◆ **Records for the task**:
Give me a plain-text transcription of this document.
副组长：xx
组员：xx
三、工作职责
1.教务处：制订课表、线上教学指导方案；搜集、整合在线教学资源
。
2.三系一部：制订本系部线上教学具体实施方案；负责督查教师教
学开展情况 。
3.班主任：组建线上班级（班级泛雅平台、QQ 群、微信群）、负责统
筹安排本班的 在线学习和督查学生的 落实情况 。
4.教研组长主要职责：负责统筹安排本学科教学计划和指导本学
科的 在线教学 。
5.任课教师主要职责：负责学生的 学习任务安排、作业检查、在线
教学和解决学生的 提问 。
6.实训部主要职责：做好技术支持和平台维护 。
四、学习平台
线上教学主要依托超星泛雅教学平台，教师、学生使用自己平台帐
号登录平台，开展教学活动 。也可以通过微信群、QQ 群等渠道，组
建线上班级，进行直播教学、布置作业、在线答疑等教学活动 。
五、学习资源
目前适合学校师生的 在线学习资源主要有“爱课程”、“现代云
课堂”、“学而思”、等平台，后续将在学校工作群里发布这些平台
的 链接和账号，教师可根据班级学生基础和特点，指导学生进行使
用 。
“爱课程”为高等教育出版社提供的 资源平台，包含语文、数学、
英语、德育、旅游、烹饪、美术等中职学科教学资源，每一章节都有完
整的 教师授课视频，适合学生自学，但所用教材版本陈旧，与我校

◆ **Exercise prompt**: Every entry in the listing must be retyped exactly.

◆ **Solved exercise**:
Give me a plain-text transcription of this document.
副组长：xx
组员：xx
三、工作职责
1.教务处：制订课表、线上教学指导方案；搜集、整合在线教学资源
。
2.三系一部：制订本系部线上教学具体实施方案；负责督查教师教
学开展情况 。
3.班主任：组建线上班级（班级泛雅平台、QQ 群、微信群）、负责统
筹安排本班的 在线学习和督查学生的 落实情况 。
4.教研组长主要职责：负责统筹安排本学科教学计划和指导本学
科的 在线教学 。
5.任课教师主要职责：负责学生的 学习任务安排、作业检查、在线
教学和解决学生的 提问 。
6.实训部主要职责：做好技术支持和平台维护 。
四、学习平台
线上教学主要依托超星泛雅教学平台，教师、学生使用自己平台帐
号登录平台，开展教学活动 。也可以通过微信群、QQ 群等渠道，组
建线上班级，进行直播教学、布置作业、在线答疑等教学活动 。
五、学习资源
目前适合学校师生的 在线学习资源主要有“爱课程”、“现代云
课堂”、“学而思”、等平台，后续将在学校工作群里发布这些平台
的 链接和账号，教师可根据班级学生基础和特点，指导学生进行使
用 。
“爱课程”为高等教育出版社提供的 资源平台，包含语文、数学、
英语、德育、旅游、烹饪、美术等中职学科教学资源，每一章节都有完
整的 教师授课视频，适合学生自学，但所用教材版本陈旧，与我校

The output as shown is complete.